▸ **Passage given**
--

Not that it counts: the McRib is still alive in here in Germany :)
They cant offer their music online without DRM. If they would, everybody with access to the internet would pay the same price. Thats not what they want. A CD costs about 13€ in Germany. For those of you who dont know: thats “slightly” more than 13$ ;)
They want us to pay what we are able/willing to pay. This strategy is called skimming and as old as it is evil. Or clever, if you are the seller.
Nathan (icognito) wrote “Later today, I’m interviewing for a movie that Sony BMG is producing. I want to go on record saying that everything Sony BMG does is golden genius shininess…”
Yes, but to see that movie I’m going to have to go to the theater, buy a card, take the card home, scratch off a number, put the number into a field on a website, print out the tickets, then go back to the theater to find a seat.
I can’t wait for the recording industry to die. Die! Die! Die!
Christopher @ 32 & 55,
It never occurred to me that you might not be joking and I’m still gonna assume you were. (I rarely see the word poopyhead used in the more serious posts.)
I was not joking at all about the interview part….the rest?
Scopi @57
My (as yet potential), involvement in this movie (and the paychecks) will stop months before you’re forced to demonstrate how badly you want to see it, so, no offense, but I don’t care. Don’t see it. Wait for netfilx. Wait for the chopped up version on network TV. I won’t care. Bwa-ha-ha-ha.
::still joking::
Gosh, I thought Sony had used up all it’s stupid on their rootkit fiasco last year, among other things. And that’s not even to mention, in a different department, the PS3, in reference to which a Best Buy employee I spoke to recently said “Pretty soon we’re gonna have to start using them to prop up displays, because we don’t have anywhere to put them all.”
Worst managed tech company? Certainly in the running.
Imbeciles.
sony is euskera for queefers.
Whoa, yeah, I didn’t think the cuecats managed to mate with anything, but apparently, they did . . . though how it did it with whatever demon comes up with Sony’s bone headed ideas is beyond me . . . but it necessarily involved the ps/2 port . . . .
of course, that may also lead to lolcuecats . . . i haz ur url
We’re nerds. We’re not the ones they’re selling these cards to. Maybe they won’t last–but if they don’t, it won’t be because they’re hard to use, it will be because of the solid comfort the average consumer has with a CD.
Did any of you read the press release? They’re selling these as gift cards and possibly collectibles. They don’t care if you scratch off the back to get at the code: matter of fact, they’d be happy if a customer bought a $13 picture of Celine Dion and never used the code at all, because getting to it would damage the card and depreciate its value. Better yet would be the consumer who buys two, one for the download, and one to put in a plastic sleeve.
Will they take off? Well, hell, I’m a lifelong gamer who remembers making fun of Magic: The Gathering players when I was in college. Now TSR is deader than Jacob Marley and those card players own Dungeons And Dragons, go figure. I’ve encountered people who collect phone cards, don’t ask me to explain it, I’m just telling you what I’ve seen. And maybe I shouldn’t sound so incredulous: one of my best friends from junior high school parlayed his comics collection into a part-time business.

--

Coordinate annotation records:

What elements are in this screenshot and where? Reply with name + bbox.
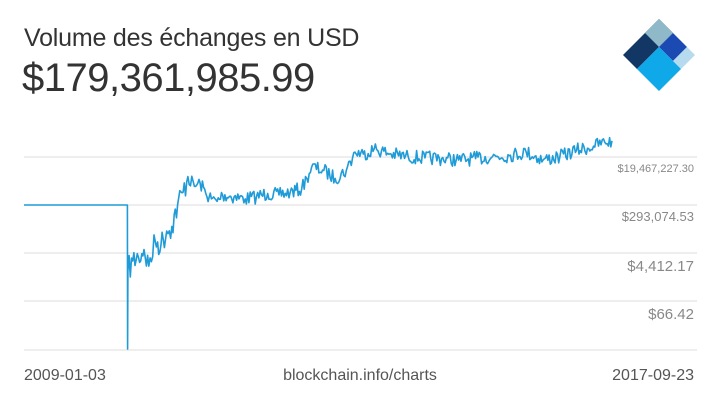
logo-tile-light [673, 47, 695, 69]
source-link[interactable]: blockchain.info/charts [283, 367, 437, 384]
y-tick-label: $19,467,227.30 [618, 163, 694, 175]
x-start-date: 2009-01-03 [24, 367, 106, 384]
chart-title: Volume des échanges en USD [24, 24, 360, 52]
x-end-date: 2017-09-23 [612, 367, 694, 384]
y-tick-labels: $19,467,227.30 $293,074.53 $4,412.17 $66.42 [618, 163, 694, 323]
blockchain-logo-icon [623, 19, 695, 91]
series-line [24, 136, 613, 350]
y-tick-label: $293,074.53 [622, 209, 694, 224]
logo-tile-cyan [637, 47, 681, 91]
y-tick-label: $4,412.17 [627, 258, 694, 275]
current-value: $179,361,985.99 [22, 56, 315, 100]
y-tick-label: $66.42 [648, 306, 694, 323]
grid-lines [24, 156, 697, 351]
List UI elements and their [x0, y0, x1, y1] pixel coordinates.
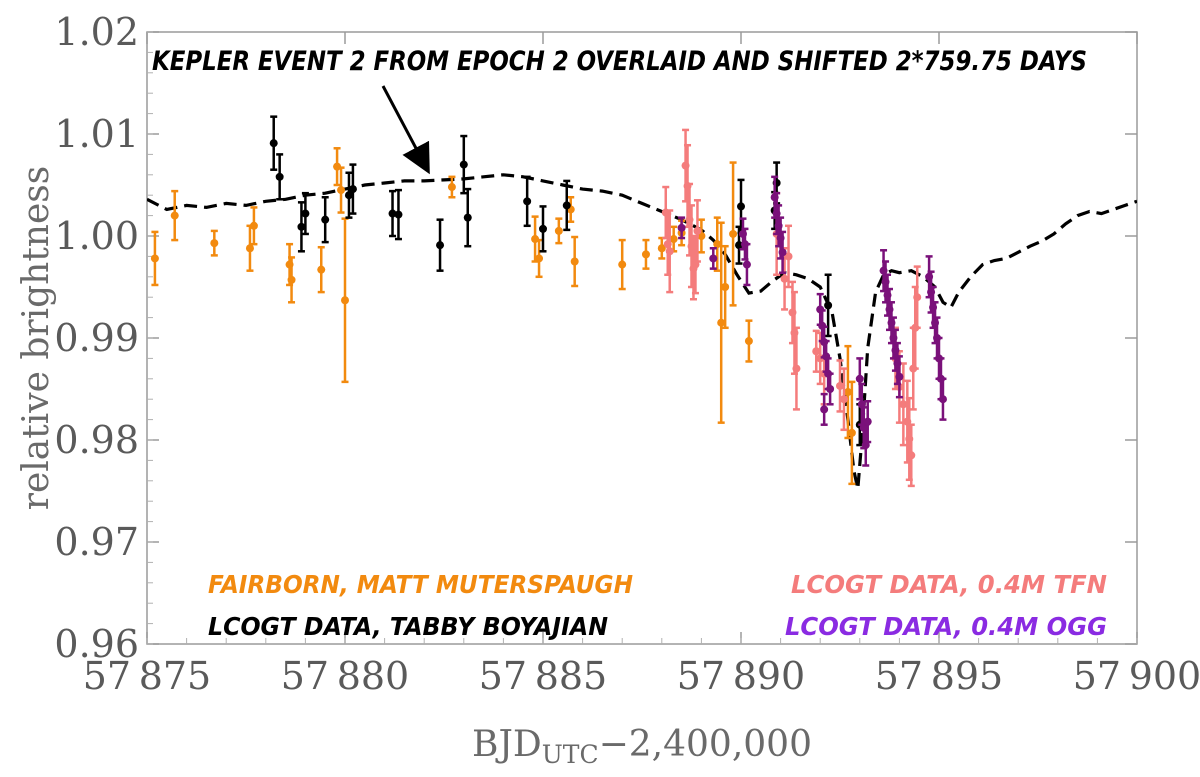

--

▸ **Problems to work on**
A. In the comment thread about Sony BMG's music cards, what name is given to the strategy of making people pay what they are able or willing to pay?
B. Extend the comment thread about Sony BMG's music cards past its last comment.

▸ **Task results**
A. Skimming.

B.
If this was about music, it would be stupid as hell. If this were about the internet and downloadable media, same deal. But this is about the cardboard, and selling an idea to people who are really kinda scared of computers, or at least uncomfortable with them. MusicPass gives people who aren’t computer savvy something that’s vaguely familiar, like a phone card or gift card. And it gives retailers who aren’t in the music business something they can hang from a hook with the other impulse items next to the register. A cheat? A ripoff? Sure, just like the gift cards worth 85% of face value and the overpriced phone cards and the plastic sack of leathery beef jerky that mostly holds air and crumbs.
A little brilliant, especially if it works?
I hate to say it, but yeah. Yeah, it is.
An Eric, I think you’re maybe a little bit high. I would be very surprised to see them take off, as a collectible or anything else. But we’ll see.
I wish I were high, that would be more fun.
Like you said, we’ll see. I won’t be surprised either way, or if they split the difference and become a niche product.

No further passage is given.